- **Directions for this task**:
Without the pictures, set down the records below word for word.

- **Input for this task**:
━━━━

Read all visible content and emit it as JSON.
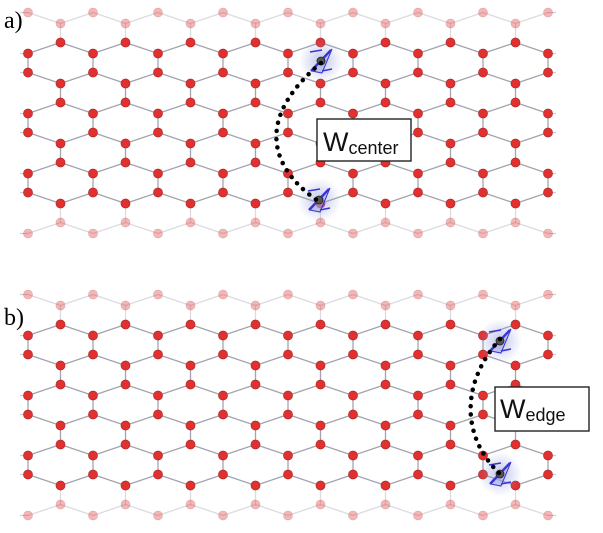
{
  "colors": {
    "atom": "#e03030",
    "atom_edge": "#9c1a1a",
    "bond": "#9a9aa6",
    "defect": "#3b35d6",
    "defect_glow": "#9aa3e0",
    "fade": "#ffffff"
  },
  "panels": [
    {
      "id": "a",
      "label": "a)",
      "symbol": "W",
      "subscript": "center"
    },
    {
      "id": "b",
      "label": "b)",
      "symbol": "W",
      "subscript": "edge"
    }
  ]
}
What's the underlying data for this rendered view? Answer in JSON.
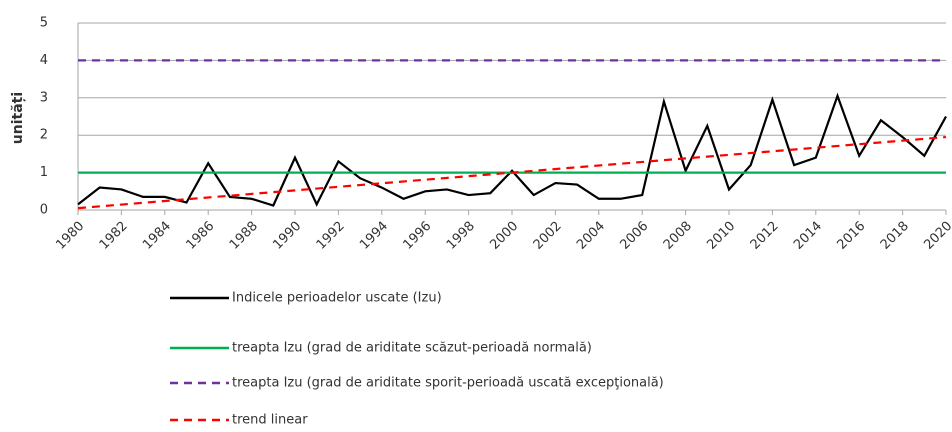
{
  "chart_data": {
    "type": "line",
    "y_label": "unități",
    "x": [
      1980,
      1981,
      1982,
      1983,
      1984,
      1985,
      1986,
      1987,
      1988,
      1989,
      1990,
      1991,
      1992,
      1993,
      1994,
      1995,
      1996,
      1997,
      1998,
      1999,
      2000,
      2001,
      2002,
      2003,
      2004,
      2005,
      2006,
      2007,
      2008,
      2009,
      2010,
      2011,
      2012,
      2013,
      2014,
      2015,
      2016,
      2017,
      2018,
      2019,
      2020
    ],
    "xlim": [
      1980,
      2020
    ],
    "xticks": [
      1980,
      1982,
      1984,
      1986,
      1988,
      1990,
      1992,
      1994,
      1996,
      1998,
      2000,
      2002,
      2004,
      2006,
      2008,
      2010,
      2012,
      2014,
      2016,
      2018,
      2020
    ],
    "ylim": [
      0,
      5
    ],
    "yticks": [
      0,
      1,
      2,
      3,
      4,
      5
    ],
    "grid": true,
    "series": [
      {
        "name": "Indicele perioadelor uscate (Izu)",
        "color": "#000000",
        "dash": false,
        "values": [
          0.15,
          0.6,
          0.55,
          0.35,
          0.35,
          0.2,
          1.25,
          0.35,
          0.3,
          0.12,
          1.4,
          0.15,
          1.3,
          0.85,
          0.6,
          0.3,
          0.5,
          0.55,
          0.4,
          0.45,
          1.05,
          0.4,
          0.72,
          0.68,
          0.3,
          0.3,
          0.4,
          2.9,
          1.05,
          2.25,
          0.55,
          1.2,
          2.95,
          1.2,
          1.4,
          3.05,
          1.45,
          2.4,
          1.95,
          1.45,
          2.5
        ]
      },
      {
        "name": "treapta Izu (grad de ariditate scăzut-perioadă normală)",
        "color": "#00b050",
        "dash": false,
        "x": [
          1980,
          2020
        ],
        "values": [
          1,
          1
        ]
      },
      {
        "name": "treapta Izu (grad de ariditate sporit-perioadă uscată excepţională)",
        "color": "#7030a0",
        "dash": true,
        "x": [
          1980,
          2020
        ],
        "values": [
          4,
          4
        ]
      },
      {
        "name": "trend linear",
        "color": "#ff0000",
        "dash": true,
        "x": [
          1980,
          2020
        ],
        "values": [
          0.05,
          1.95
        ]
      }
    ]
  }
}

━━━━

- **Correct answer**:
Read all visible content and emit it as JSON.
{
  "colors": {
    "atom": "#e03030",
    "atom_edge": "#9c1a1a",
    "bond": "#9a9aa6",
    "defect": "#3b35d6",
    "defect_glow": "#9aa3e0",
    "fade": "#ffffff"
  },
  "panels": [
    {
      "id": "a",
      "label": "a)",
      "symbol": "W",
      "subscript": "center"
    },
    {
      "id": "b",
      "label": "b)",
      "symbol": "W",
      "subscript": "edge"
    }
  ]
}
What's the underlying data for this rendered view? Answer in JSON.
{
  "chart_data": {
    "type": "line",
    "y_label": "unități",
    "x": [
      1980,
      1981,
      1982,
      1983,
      1984,
      1985,
      1986,
      1987,
      1988,
      1989,
      1990,
      1991,
      1992,
      1993,
      1994,
      1995,
      1996,
      1997,
      1998,
      1999,
      2000,
      2001,
      2002,
      2003,
      2004,
      2005,
      2006,
      2007,
      2008,
      2009,
      2010,
      2011,
      2012,
      2013,
      2014,
      2015,
      2016,
      2017,
      2018,
      2019,
      2020
    ],
    "xlim": [
      1980,
      2020
    ],
    "xticks": [
      1980,
      1982,
      1984,
      1986,
      1988,
      1990,
      1992,
      1994,
      1996,
      1998,
      2000,
      2002,
      2004,
      2006,
      2008,
      2010,
      2012,
      2014,
      2016,
      2018,
      2020
    ],
    "ylim": [
      0,
      5
    ],
    "yticks": [
      0,
      1,
      2,
      3,
      4,
      5
    ],
    "grid": true,
    "series": [
      {
        "name": "Indicele perioadelor uscate (Izu)",
        "color": "#000000",
        "dash": false,
        "values": [
          0.15,
          0.6,
          0.55,
          0.35,
          0.35,
          0.2,
          1.25,
          0.35,
          0.3,
          0.12,
          1.4,
          0.15,
          1.3,
          0.85,
          0.6,
          0.3,
          0.5,
          0.55,
          0.4,
          0.45,
          1.05,
          0.4,
          0.72,
          0.68,
          0.3,
          0.3,
          0.4,
          2.9,
          1.05,
          2.25,
          0.55,
          1.2,
          2.95,
          1.2,
          1.4,
          3.05,
          1.45,
          2.4,
          1.95,
          1.45,
          2.5
        ]
      },
      {
        "name": "treapta Izu (grad de ariditate scăzut-perioadă normală)",
        "color": "#00b050",
        "dash": false,
        "x": [
          1980,
          2020
        ],
        "values": [
          1,
          1
        ]
      },
      {
        "name": "treapta Izu (grad de ariditate sporit-perioadă uscată excepţională)",
        "color": "#7030a0",
        "dash": true,
        "x": [
          1980,
          2020
        ],
        "values": [
          4,
          4
        ]
      },
      {
        "name": "trend linear",
        "color": "#ff0000",
        "dash": true,
        "x": [
          1980,
          2020
        ],
        "values": [
          0.05,
          1.95
        ]
      }
    ]
  }
}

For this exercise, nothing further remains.